Hans Kelsen melalui teori hukum murni mengutarakan salah satu gagasan positivistik bahwa hukum adalah mengenai aturan yang berlaku, bukan mengenai hukum yang seharusnya, sehingga memiliki kesan kurang menganggap norma yang diusung oleh selain hukum positif, termasuk di antaranya adalah norma agama (Swardhana: 2010). Dalam perkembangannya pemikiran Hans Kelsen justeru dianggap oleh sebagian sarjana sebagai jalan tengah yang menjadi media antara norma yang seharusnya dengan aturan yang terjadi di masyarakat melalui pemikirannya tentang nomodynamics dan nomostatics, aspek dinamis dan aspek statis, atau dalam kajian Islam mengenal antara al-tsubut dan al-mutaghayyirat, antara al-ushul dengan al-furu’. Hans Nawiasky memberikan penjelasan pemikiran Kelsen tentang aspek dinamis dan aspek statis melalui pembagian hirarki peraturan, mulai dari aturan dasar hingga aturan-aturan di bawahnya yang merupakan penjelasan dari aturan dasar. Norma fundamental (Staatsfundamentalnorm), aturan dasar (Staatsgrundgesetz), Undang-undang (formellgesetz), hingga aturan pelaksana (verordning Satzung). Dalam ranah hukum nasional hirarki ini dijelaskan oleh Hamid S. Attamimi yang menyusun urutan dari norma fundamental direpresentasikan oleh Pancasila, aturan dasar diduduki oleh Undang Undang Dasar, Undang-undang baik yang dikeluarkan oleh lembaga legislatif maupun eksekutif, hingga aturan pelaksana yang dikeluarkan oleh pemerintah pusat hingga daerah.
Islam sebagai sebuah agama yang memiliki cakupan di setiap ruang dan waktu, sebagai way of life, memiliki potensi integratif dengan kajian paradigma positivistik ilmu hukum. Salah satu unsur utama dalam integrasi antara agama dan ilmu pengetahuan adalah terdapatnya kemiripan unsur yang dapat diperbandingkan, dikomparasikan (Djamas, dkk.; 2019, 56). Beberapa landasan utama sebagai berpijaknya hukum yang positivistik adalah asas manfaat, aspek dinamis dan statis, dan terdapatnya hirarki peraturan sebagai wujud dari hukum positif. Asas manfaat di dalam kajian Islam berada pada pembahasan kemaslahatan (al-mashlahah) yang merupakan tujuan dari syariah dengan menerbitkan manfaat, menghindari mafsadat, tidak bertentangan dengan syariah. Kemaslahatan di dalam kajian Islam memiliki klasifikasi yang variatif, namun yang menjadi acuan utama adalah bahwa kemaslahatan yang dihasilkan tidak bertentangan dengan syariah dan menghadirkan manfaat bagi makhluk alam semesta (Al-Raysuni; 2013, 9).

------------------------------------------------------------

Rincian Latihan
Menurut teks tentang teori hukum Hans Kelsen, apa yang merepresentasikan norma fundamental dalam hirarki yang disusun oleh Hamid S. Attamimi?

Entri wilayah berlabel
------------------------------------------------------------

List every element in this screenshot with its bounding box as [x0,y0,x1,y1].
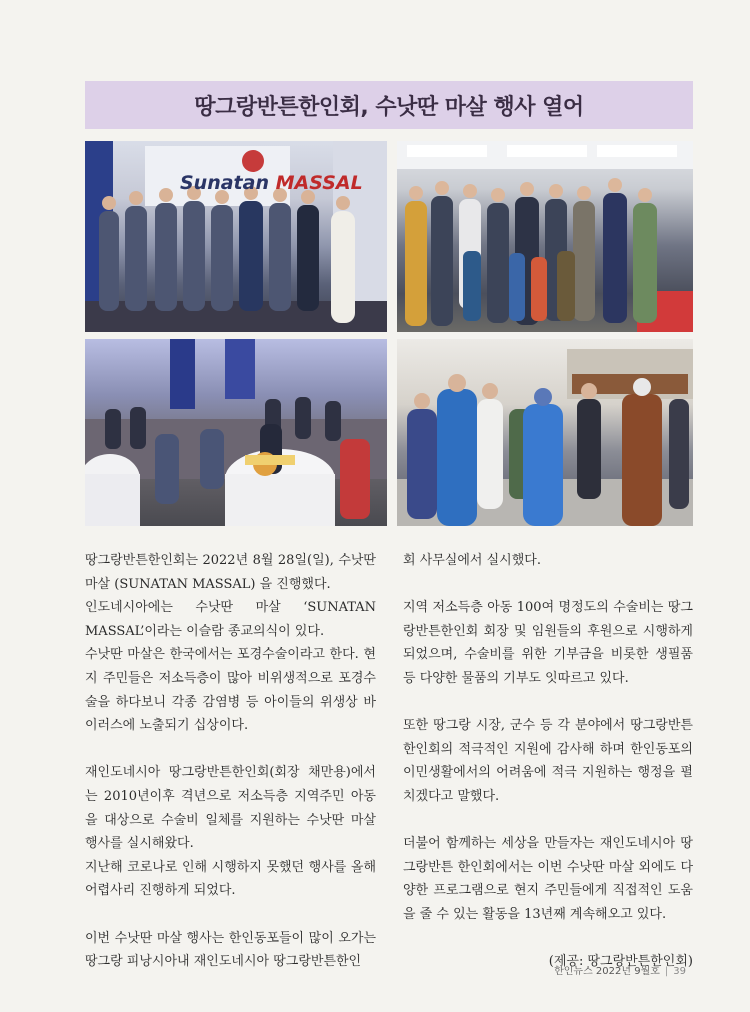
photo-sign-text: Sunatan MASSAL [180,172,363,194]
paragraph: 지난해 코로나로 인해 시행하지 못했던 행사를 올해 어렵사리 진행하게 되었다. [85,859,376,899]
article-title: 땅그랑반튼한인회, 수낫딴 마살 행사 열어 [194,94,584,120]
photo-medical-room-illustration [397,339,693,526]
paragraph-gap [403,927,693,951]
paragraph: 인도네시아에는 수낫딴 마살 ‘SUNATAN MASSAL’이라는 이슬람 종교의식이 있다. [85,600,376,639]
paragraph-gap [403,809,693,833]
paragraph: 재인도네시아 땅그랑반튼한인회(회장 채만용)에서는 2010년이후 격년으로 저소득층 지역주민 아동을 대상으로 수술비 일체를 지원하는 수낫딴 마살 행사를 실시해왔다. [85,765,376,852]
paragraph-gap [403,691,693,715]
paragraph: 이번 수낫딴 마살 행사는 한인동포들이 많이 오가는 땅그랑 피낭시아내 재인도네시아 땅그랑반튼한인 [85,930,376,970]
page-footer [554,962,686,977]
paragraph: 더불어 함께하는 세상을 만들자는 재인도네시아 땅그랑반튼 한인회에서는 이번 수낫딴 마살 외에도 다양한 프로그램으로 현지 주민들에게 직접적인 도움을 줄 수 있는 활동을 13년째 계속해오고 있다. [403,836,693,922]
page-number: 39 [673,966,686,977]
article-title-bar [85,81,693,129]
paragraph: 회 사무실에서 실시했다. [403,553,541,568]
photo-credit: (제공: 땅그랑반튼한인회) [548,954,693,970]
photo-group-indoor-illustration [397,141,693,332]
photo-seated-event-illustration [85,339,387,526]
paragraph: 지역 저소득층 아동 100여 명정도의 수술비는 땅그랑반튼한인회 회장 및 임원들의 후원으로 시행하게 되었으며, 수술비를 위한 기부금을 비롯한 생필품 등 다양한 물품의 기부도 잇따르고 있다. [403,600,693,686]
paragraph-gap [85,903,376,927]
photo-group-stage [85,141,387,332]
photo-group-stage-illustration [85,141,387,332]
paragraph-gap [85,738,376,762]
publication-name: 한인뉴스 2022년 9월호 [554,966,660,977]
paragraph: 또한 땅그랑 시장, 군수 등 각 분야에서 땅그랑반튼한인회의 적극적인 지원에 감사해 하며 한인동포의 이민생활에서의 어려움에 적극 지원하는 행정을 펼치겠다고 말했다. [403,718,693,804]
photo-seated-event [85,339,387,526]
paragraph-gap [403,573,693,597]
photo-group-indoor [397,141,693,332]
paragraph: 땅그랑반튼한인회는 2022년 8월 28일(일), 수낫딴 마살 (SUNATAN MASSAL) 을 진행했다. [85,553,376,592]
paragraph: 수낫딴 마살은 한국에서는 포경수술이라고 한다. 현지 주민들은 저소득층이 많아 비위생적으로 포경수술을 하다보니 각종 감염병 등 아이들의 위생상 바이러스에 노출되기 십상이다. [85,647,376,734]
article-column-right [403,549,693,974]
footer-separator: | [664,966,669,977]
photo-medical-room [397,339,693,526]
article-column-left [85,549,376,974]
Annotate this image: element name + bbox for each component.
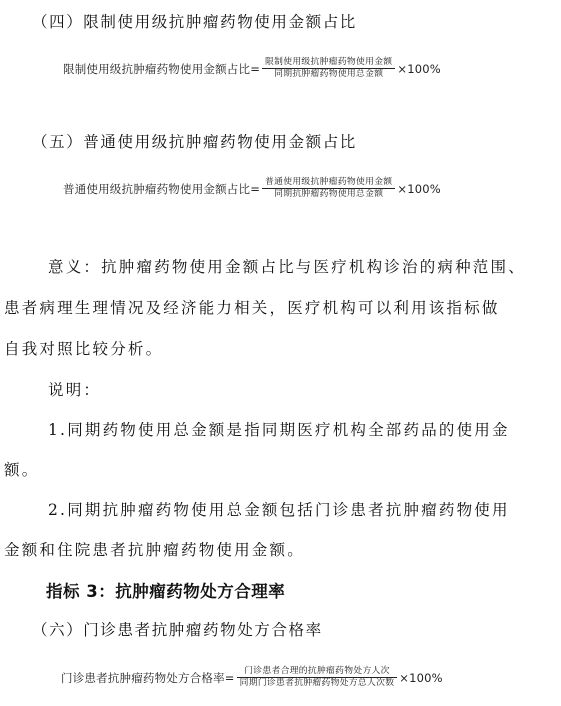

------------------------------------------------------------

Jawaban Tertulis
Norma fundamental direpresentasikan oleh Pancasila.